_Directions for this task_
Every line that holds "Income" should be shown.

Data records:
★ ★ ★

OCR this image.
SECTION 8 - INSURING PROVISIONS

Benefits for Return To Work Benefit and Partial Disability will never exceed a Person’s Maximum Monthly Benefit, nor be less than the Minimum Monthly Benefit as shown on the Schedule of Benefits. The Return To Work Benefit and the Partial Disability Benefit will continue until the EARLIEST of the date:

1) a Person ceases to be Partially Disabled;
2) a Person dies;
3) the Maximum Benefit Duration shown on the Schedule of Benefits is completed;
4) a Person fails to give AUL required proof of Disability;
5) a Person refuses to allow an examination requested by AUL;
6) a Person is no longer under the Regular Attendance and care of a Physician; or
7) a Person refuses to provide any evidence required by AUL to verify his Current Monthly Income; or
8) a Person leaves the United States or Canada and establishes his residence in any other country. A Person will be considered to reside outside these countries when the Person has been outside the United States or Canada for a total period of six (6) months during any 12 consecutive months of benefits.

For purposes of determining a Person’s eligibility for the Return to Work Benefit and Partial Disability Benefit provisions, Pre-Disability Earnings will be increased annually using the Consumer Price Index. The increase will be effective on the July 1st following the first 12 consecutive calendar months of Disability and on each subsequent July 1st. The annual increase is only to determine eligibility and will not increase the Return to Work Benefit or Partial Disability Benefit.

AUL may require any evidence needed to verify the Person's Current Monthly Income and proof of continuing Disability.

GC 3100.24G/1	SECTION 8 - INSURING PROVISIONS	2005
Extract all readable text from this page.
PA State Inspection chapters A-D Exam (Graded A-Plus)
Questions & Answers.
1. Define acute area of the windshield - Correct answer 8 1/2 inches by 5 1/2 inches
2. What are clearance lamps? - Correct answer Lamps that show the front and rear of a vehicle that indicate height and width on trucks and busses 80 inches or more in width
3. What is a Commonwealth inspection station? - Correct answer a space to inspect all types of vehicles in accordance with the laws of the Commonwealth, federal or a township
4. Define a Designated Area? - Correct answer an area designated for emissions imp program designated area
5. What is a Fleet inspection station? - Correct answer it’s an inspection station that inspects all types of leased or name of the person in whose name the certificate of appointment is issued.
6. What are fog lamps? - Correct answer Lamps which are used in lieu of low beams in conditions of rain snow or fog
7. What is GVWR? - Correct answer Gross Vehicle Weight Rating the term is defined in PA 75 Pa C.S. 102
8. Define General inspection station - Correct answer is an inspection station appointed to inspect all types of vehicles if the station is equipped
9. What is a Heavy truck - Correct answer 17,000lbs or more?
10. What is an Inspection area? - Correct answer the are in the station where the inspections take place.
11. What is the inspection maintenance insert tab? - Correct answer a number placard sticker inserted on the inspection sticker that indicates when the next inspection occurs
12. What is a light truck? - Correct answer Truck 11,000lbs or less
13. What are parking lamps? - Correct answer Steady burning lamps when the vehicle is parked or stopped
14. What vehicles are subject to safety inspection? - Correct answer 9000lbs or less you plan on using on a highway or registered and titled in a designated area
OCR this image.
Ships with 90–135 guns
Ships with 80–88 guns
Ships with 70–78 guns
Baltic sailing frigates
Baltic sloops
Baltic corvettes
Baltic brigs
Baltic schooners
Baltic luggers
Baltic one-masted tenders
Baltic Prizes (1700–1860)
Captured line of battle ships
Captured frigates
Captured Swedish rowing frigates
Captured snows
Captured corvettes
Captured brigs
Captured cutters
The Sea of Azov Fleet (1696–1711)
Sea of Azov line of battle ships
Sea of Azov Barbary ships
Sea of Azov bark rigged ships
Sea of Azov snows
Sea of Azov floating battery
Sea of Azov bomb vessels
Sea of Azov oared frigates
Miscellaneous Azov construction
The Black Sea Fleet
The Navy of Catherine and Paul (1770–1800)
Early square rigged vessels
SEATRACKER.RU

★ ★ ★

_The result_
7) a Person refuses to provide any evidence required by AUL to verify his Current Monthly Income; or
AUL may require any evidence needed to verify the Person's Current Monthly Income and proof of continuing Disability.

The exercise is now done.